(Collection entries)

= = = = =

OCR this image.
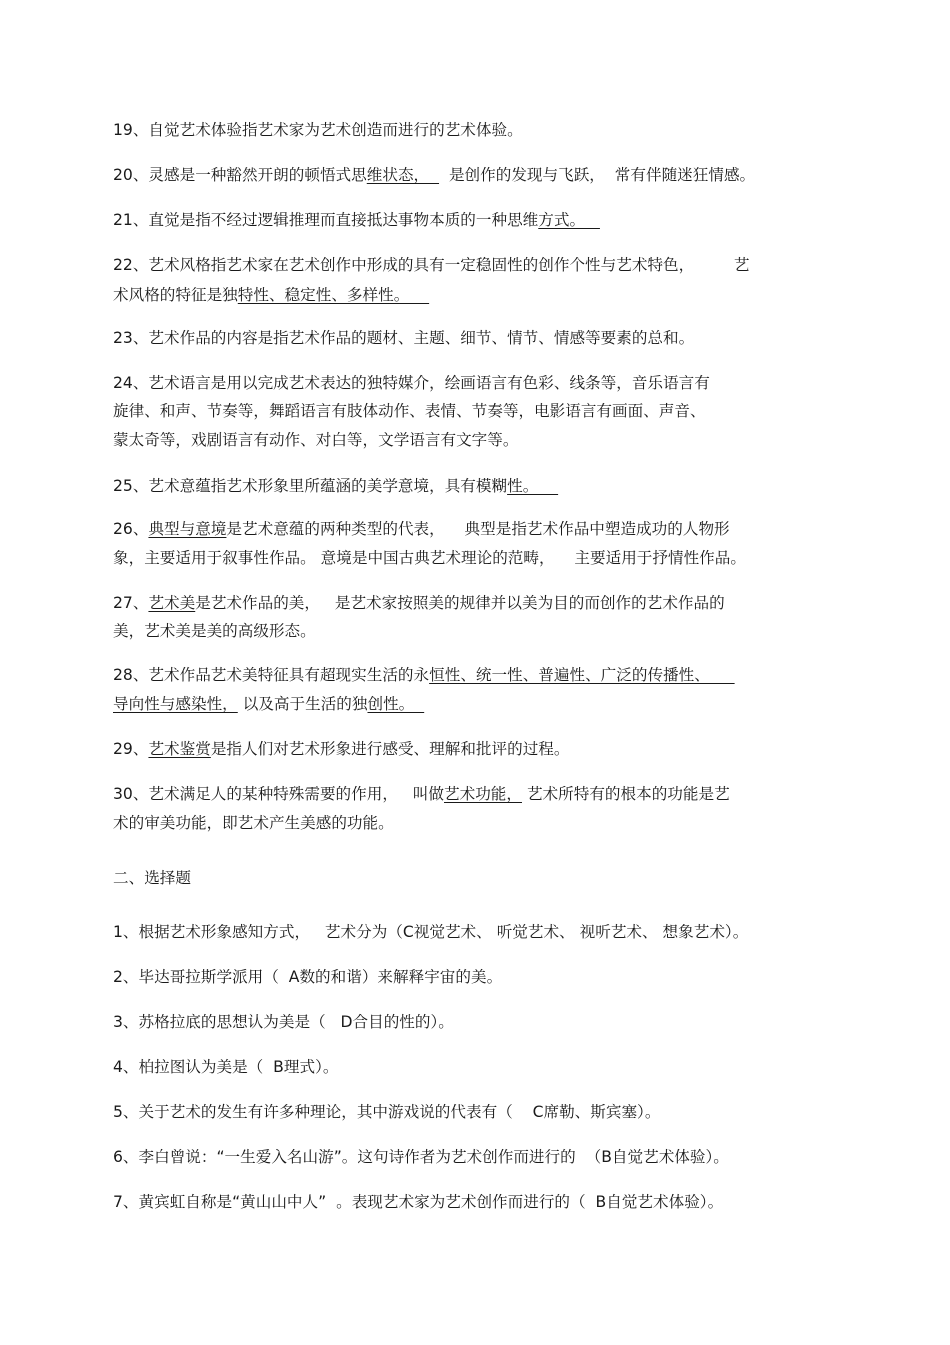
19、自觉艺术体验指艺术家为艺术创造而进行的艺术体验。
20、灵感是一种豁然开朗的顿悟式思维状态，    是创作的发现与飞跃，  常有伴随迷狂情感。
21、直觉是指不经过逻辑推理而直接抵达事物本质的一种思维方式。
22、艺术风格指艺术家在艺术创作中形成的具有一定稳固性的创作个性与艺术特色，        艺
术风格的特征是独特性、稳定性、多样性。
23、艺术作品的内容是指艺术作品的题材、主题、细节、情节、情感等要素的总和。
24、艺术语言是用以完成艺术表达的独特媒介，绘画语言有色彩、线条等，音乐语言有
旋律、和声、节奏等，舞蹈语言有肢体动作、表情、节奏等，电影语言有画面、声音、
蒙太奇等，戏剧语言有动作、对白等，文学语言有文字等。
25、艺术意蕴指艺术形象里所蕴涵的美学意境，具有模糊性。
26、典型与意境是艺术意蕴的两种类型的代表，    典型是指艺术作品中塑造成功的人物形
象，主要适用于叙事性作品。 意境是中国古典艺术理论的范畴，    主要适用于抒情性作品。
27、艺术美是艺术作品的美，   是艺术家按照美的规律并以美为目的而创作的艺术作品的
美，艺术美是美的高级形态。
28、艺术作品艺术美特征具有超现实生活的永恒性、统一性、普遍性、广泛的传播性、
导向性与感染性， 以及高于生活的独创性。
29、艺术鉴赏是指人们对艺术形象进行感受、理解和批评的过程。
30、艺术满足人的某种特殊需要的作用，   叫做艺术功能， 艺术所特有的根本的功能是艺
术的审美功能，即艺术产生美感的功能。
二、选择题
1、根据艺术形象感知方式，   艺术分为（C视觉艺术、 听觉艺术、 视听艺术、 想象艺术）。
2、毕达哥拉斯学派用（  A数的和谐）来解释宇宙的美。
3、苏格拉底的思想认为美是（   D合目的性的）。
4、柏拉图认为美是（  B理式）。
5、关于艺术的发生有许多种理论，其中游戏说的代表有（    C席勒、斯宾塞）。
6、李白曾说：“一生爱入名山游”。这句诗作者为艺术创作而进行的  （B自觉艺术体验）。
7、黄宾虹自称是“黄山山中人”  。表现艺术家为艺术创作而进行的（  B自觉艺术体验）。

= = = = =

**Exercise prompt**
Find every line in the records above that holds the word "B自觉艺术体验", and copy each one.

**Full solution**
6、李白曾说：“一生爱入名山游”。这句诗作者为艺术创作而进行的  （B自觉艺术体验）。
7、黄宾虹自称是“黄山山中人”  。表现艺术家为艺术创作而进行的（  B自觉艺术体验）。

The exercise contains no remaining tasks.